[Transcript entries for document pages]
########################################

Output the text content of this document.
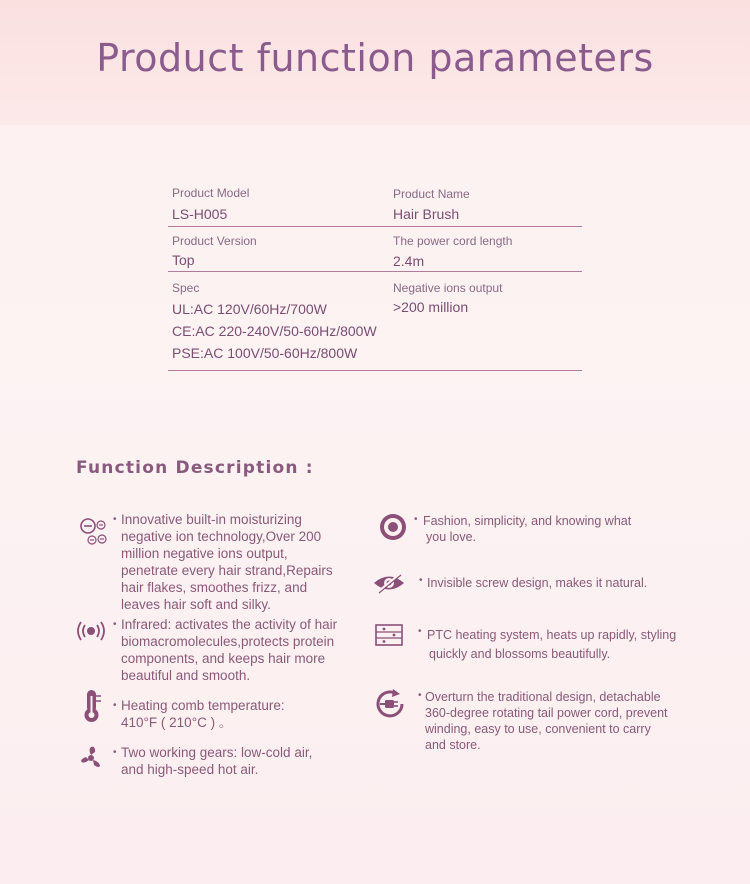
Product function parameters
Product Model
LS-H005
Product Name
Hair Brush
Product Version
Top
The power cord length
2.4m
Spec
UL:AC 120V/60Hz/700W
CE:AC 220-240V/50-60Hz/800W
PSE:AC 100V/50-60Hz/800W
Negative ions output
>200 million
Function Description :
• Innovative built-in moisturizing
negative ion technology,Over 200
million negative ions output,
penetrate every hair strand,Repairs
hair flakes, smoothes frizz, and
leaves hair soft and silky.
• Infrared: activates the activity of hair
biomacromolecules,protects protein
components, and keeps hair more
beautiful and smooth.
• Heating comb temperature:
410°F ( 210°C ) 。
• Two working gears: low-cold air,
and high-speed hot air.
• Fashion, simplicity, and knowing what
you love.
• Invisible screw design, makes it natural.
• PTC heating system, heats up rapidly, styling
quickly and blossoms beautifully.
• Overturn the traditional design, detachable
360-degree rotating tail power cord, prevent
winding, easy to use, convenient to carry
and store.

########################################

#### DIRECTIONS FOR THIS TASK
Look through the entries above. Copy out every line holding the word "million".

#### EXERCISE ANSWER
>200 million
million negative ions output,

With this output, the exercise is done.